● **DATASET**
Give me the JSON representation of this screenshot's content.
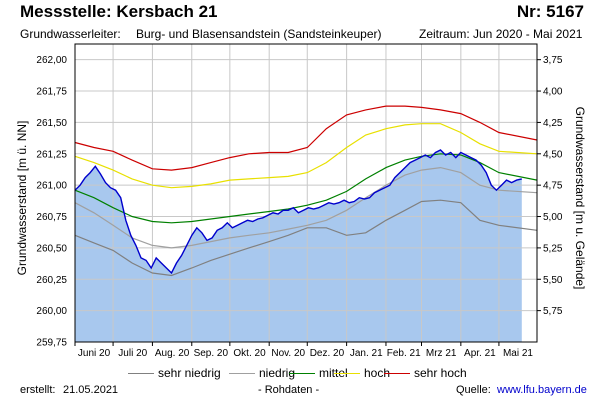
{
  "header": {
    "title": "Messstelle: Kersbach 21",
    "nr": "Nr: 5167",
    "aquifer_label": "Grundwasserleiter:",
    "aquifer_value": "Burg- und Blasensandstein (Sandsteinkeuper)",
    "period": "Zeitraum: Jun 2020 - Mai 2021"
  },
  "footer": {
    "created_label": "erstellt:",
    "created_date": "21.05.2021",
    "rohdaten": "- Rohdaten -",
    "source_label": "Quelle:",
    "source_link": "www.lfu.bayern.de"
  },
  "colors": {
    "fill": "#a8c8ee",
    "measured": "#0000cc",
    "sehr_niedrig": "#808080",
    "niedrig": "#a0a0a0",
    "mittel": "#008000",
    "hoch": "#e8e000",
    "sehr_hoch": "#cc0000",
    "grid": "#c8c8c8"
  },
  "chart_data": {
    "type": "area",
    "ylabel": "Grundwasserstand [m ü. NN]",
    "ylabel_right": "Grundwasserstand [m u. Gelände]",
    "ylim": [
      259.75,
      262.125
    ],
    "y_ticks": [
      259.75,
      260.0,
      260.25,
      260.5,
      260.75,
      261.0,
      261.25,
      261.5,
      261.75,
      262.0
    ],
    "y_tick_labels": [
      "259,75",
      "260,00",
      "260,25",
      "260,50",
      "260,75",
      "261,00",
      "261,25",
      "261,50",
      "261,75",
      "262,00"
    ],
    "y_right_ticks": [
      5.75,
      5.5,
      5.25,
      5.0,
      4.75,
      4.5,
      4.25,
      4.0,
      3.75
    ],
    "y_right_tick_labels": [
      "5,75",
      "5,50",
      "5,25",
      "5,00",
      "4,75",
      "4,50",
      "4,25",
      "4,00",
      "3,75"
    ],
    "right_axis_reference": 265.75,
    "x_range": [
      "2020-06-01",
      "2021-05-31"
    ],
    "x_month_starts": [
      "2020-06-01",
      "2020-07-01",
      "2020-08-01",
      "2020-09-01",
      "2020-10-01",
      "2020-11-01",
      "2020-12-01",
      "2021-01-01",
      "2021-02-01",
      "2021-03-01",
      "2021-04-01",
      "2021-05-01"
    ],
    "x_tick_labels": [
      "Juni 20",
      "Juli 20",
      "Aug. 20",
      "Sep. 20",
      "Okt. 20",
      "Nov. 20",
      "Dez. 20",
      "Jan. 21",
      "Feb. 21",
      "Mrz 21",
      "Apr. 21",
      "Mai 21"
    ],
    "grid": true,
    "legend": {
      "placement": "bottom",
      "items": [
        {
          "key": "sehr_niedrig",
          "label": "sehr niedrig"
        },
        {
          "key": "niedrig",
          "label": "niedrig"
        },
        {
          "key": "mittel",
          "label": "mittel"
        },
        {
          "key": "hoch",
          "label": "hoch"
        },
        {
          "key": "sehr_hoch",
          "label": "sehr hoch"
        }
      ]
    },
    "series": [
      {
        "key": "measured",
        "x": [
          "2020-06-01",
          "2020-06-05",
          "2020-06-09",
          "2020-06-13",
          "2020-06-17",
          "2020-06-21",
          "2020-06-25",
          "2020-06-29",
          "2020-07-03",
          "2020-07-07",
          "2020-07-11",
          "2020-07-15",
          "2020-07-19",
          "2020-07-23",
          "2020-07-27",
          "2020-07-31",
          "2020-08-04",
          "2020-08-08",
          "2020-08-12",
          "2020-08-16",
          "2020-08-20",
          "2020-08-24",
          "2020-08-28",
          "2020-09-01",
          "2020-09-05",
          "2020-09-09",
          "2020-09-13",
          "2020-09-17",
          "2020-09-21",
          "2020-09-25",
          "2020-09-29",
          "2020-10-03",
          "2020-10-07",
          "2020-10-11",
          "2020-10-15",
          "2020-10-19",
          "2020-10-23",
          "2020-10-27",
          "2020-10-31",
          "2020-11-04",
          "2020-11-08",
          "2020-11-12",
          "2020-11-16",
          "2020-11-20",
          "2020-11-24",
          "2020-11-28",
          "2020-12-02",
          "2020-12-06",
          "2020-12-10",
          "2020-12-14",
          "2020-12-18",
          "2020-12-22",
          "2020-12-26",
          "2020-12-30",
          "2021-01-03",
          "2021-01-07",
          "2021-01-11",
          "2021-01-15",
          "2021-01-19",
          "2021-01-23",
          "2021-01-27",
          "2021-01-31",
          "2021-02-04",
          "2021-02-08",
          "2021-02-12",
          "2021-02-16",
          "2021-02-20",
          "2021-02-24",
          "2021-02-28",
          "2021-03-04",
          "2021-03-08",
          "2021-03-12",
          "2021-03-16",
          "2021-03-20",
          "2021-03-24",
          "2021-03-28",
          "2021-04-01",
          "2021-04-05",
          "2021-04-09",
          "2021-04-13",
          "2021-04-17",
          "2021-04-21",
          "2021-04-25",
          "2021-04-29",
          "2021-05-03",
          "2021-05-07",
          "2021-05-11",
          "2021-05-15",
          "2021-05-19"
        ],
        "values": [
          260.96,
          261.0,
          261.06,
          261.1,
          261.15,
          261.09,
          261.02,
          260.98,
          260.96,
          260.9,
          260.72,
          260.6,
          260.52,
          260.42,
          260.4,
          260.34,
          260.42,
          260.38,
          260.34,
          260.3,
          260.38,
          260.44,
          260.52,
          260.6,
          260.66,
          260.62,
          260.56,
          260.58,
          260.64,
          260.66,
          260.7,
          260.66,
          260.68,
          260.7,
          260.72,
          260.71,
          260.73,
          260.74,
          260.76,
          260.78,
          260.77,
          260.8,
          260.8,
          260.82,
          260.78,
          260.8,
          260.82,
          260.81,
          260.82,
          260.84,
          260.86,
          260.85,
          260.86,
          260.88,
          260.86,
          260.87,
          260.9,
          260.89,
          260.9,
          260.94,
          260.96,
          260.98,
          261.0,
          261.06,
          261.1,
          261.14,
          261.18,
          261.2,
          261.22,
          261.24,
          261.22,
          261.26,
          261.28,
          261.24,
          261.26,
          261.22,
          261.26,
          261.24,
          261.22,
          261.2,
          261.16,
          261.1,
          261.0,
          260.96,
          261.0,
          261.04,
          261.02,
          261.04,
          261.05
        ]
      },
      {
        "key": "sehr_hoch",
        "x": [
          "2020-06-01",
          "2020-06-16",
          "2020-07-01",
          "2020-07-16",
          "2020-08-01",
          "2020-08-16",
          "2020-09-01",
          "2020-09-16",
          "2020-10-01",
          "2020-10-16",
          "2020-11-01",
          "2020-11-16",
          "2020-12-01",
          "2020-12-16",
          "2021-01-01",
          "2021-01-16",
          "2021-02-01",
          "2021-02-16",
          "2021-03-01",
          "2021-03-16",
          "2021-04-01",
          "2021-04-16",
          "2021-05-01",
          "2021-05-31"
        ],
        "values": [
          261.34,
          261.3,
          261.27,
          261.2,
          261.13,
          261.12,
          261.14,
          261.18,
          261.22,
          261.25,
          261.26,
          261.26,
          261.3,
          261.45,
          261.56,
          261.6,
          261.63,
          261.63,
          261.62,
          261.6,
          261.57,
          261.5,
          261.42,
          261.36
        ]
      },
      {
        "key": "hoch",
        "x": [
          "2020-06-01",
          "2020-06-16",
          "2020-07-01",
          "2020-07-16",
          "2020-08-01",
          "2020-08-16",
          "2020-09-01",
          "2020-09-16",
          "2020-10-01",
          "2020-10-16",
          "2020-11-01",
          "2020-11-16",
          "2020-12-01",
          "2020-12-16",
          "2021-01-01",
          "2021-01-16",
          "2021-02-01",
          "2021-02-16",
          "2021-03-01",
          "2021-03-16",
          "2021-04-01",
          "2021-04-16",
          "2021-05-01",
          "2021-05-31"
        ],
        "values": [
          261.23,
          261.18,
          261.12,
          261.05,
          261.0,
          260.98,
          260.99,
          261.01,
          261.04,
          261.05,
          261.06,
          261.07,
          261.1,
          261.18,
          261.3,
          261.4,
          261.45,
          261.48,
          261.49,
          261.49,
          261.42,
          261.33,
          261.27,
          261.25
        ]
      },
      {
        "key": "mittel",
        "x": [
          "2020-06-01",
          "2020-06-16",
          "2020-07-01",
          "2020-07-16",
          "2020-08-01",
          "2020-08-16",
          "2020-09-01",
          "2020-09-16",
          "2020-10-01",
          "2020-10-16",
          "2020-11-01",
          "2020-11-16",
          "2020-12-01",
          "2020-12-16",
          "2021-01-01",
          "2021-01-16",
          "2021-02-01",
          "2021-02-16",
          "2021-03-01",
          "2021-03-16",
          "2021-04-01",
          "2021-04-16",
          "2021-05-01",
          "2021-05-31"
        ],
        "values": [
          260.96,
          260.9,
          260.82,
          260.75,
          260.71,
          260.7,
          260.71,
          260.73,
          260.75,
          260.77,
          260.79,
          260.81,
          260.84,
          260.88,
          260.95,
          261.05,
          261.14,
          261.2,
          261.23,
          261.25,
          261.24,
          261.18,
          261.1,
          261.04
        ]
      },
      {
        "key": "niedrig",
        "x": [
          "2020-06-01",
          "2020-06-16",
          "2020-07-01",
          "2020-07-16",
          "2020-08-01",
          "2020-08-16",
          "2020-09-01",
          "2020-09-16",
          "2020-10-01",
          "2020-10-16",
          "2020-11-01",
          "2020-11-16",
          "2020-12-01",
          "2020-12-16",
          "2021-01-01",
          "2021-01-16",
          "2021-02-01",
          "2021-02-16",
          "2021-03-01",
          "2021-03-16",
          "2021-04-01",
          "2021-04-16",
          "2021-05-01",
          "2021-05-31"
        ],
        "values": [
          260.86,
          260.78,
          260.68,
          260.58,
          260.52,
          260.5,
          260.52,
          260.55,
          260.58,
          260.6,
          260.62,
          260.65,
          260.68,
          260.72,
          260.8,
          260.9,
          261.0,
          261.08,
          261.12,
          261.14,
          261.1,
          261.0,
          260.96,
          260.94
        ]
      },
      {
        "key": "sehr_niedrig",
        "x": [
          "2020-06-01",
          "2020-06-16",
          "2020-07-01",
          "2020-07-16",
          "2020-08-01",
          "2020-08-16",
          "2020-09-01",
          "2020-09-16",
          "2020-10-01",
          "2020-10-16",
          "2020-11-01",
          "2020-11-16",
          "2020-12-01",
          "2020-12-16",
          "2021-01-01",
          "2021-01-16",
          "2021-02-01",
          "2021-02-16",
          "2021-03-01",
          "2021-03-16",
          "2021-04-01",
          "2021-04-16",
          "2021-05-01",
          "2021-05-31"
        ],
        "values": [
          260.6,
          260.54,
          260.48,
          260.38,
          260.3,
          260.28,
          260.34,
          260.4,
          260.45,
          260.5,
          260.55,
          260.6,
          260.66,
          260.66,
          260.6,
          260.62,
          260.72,
          260.8,
          260.87,
          260.88,
          260.86,
          260.72,
          260.68,
          260.64
        ]
      }
    ]
  }
}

● **WHAT YOU SHOULD DO**
List all lines above in which the string "mittel" appears.

● **WRITTEN ANSWER**
    "mittel": "#008000",
          "key": "mittel",
          "label": "mittel"
        "key": "mittel",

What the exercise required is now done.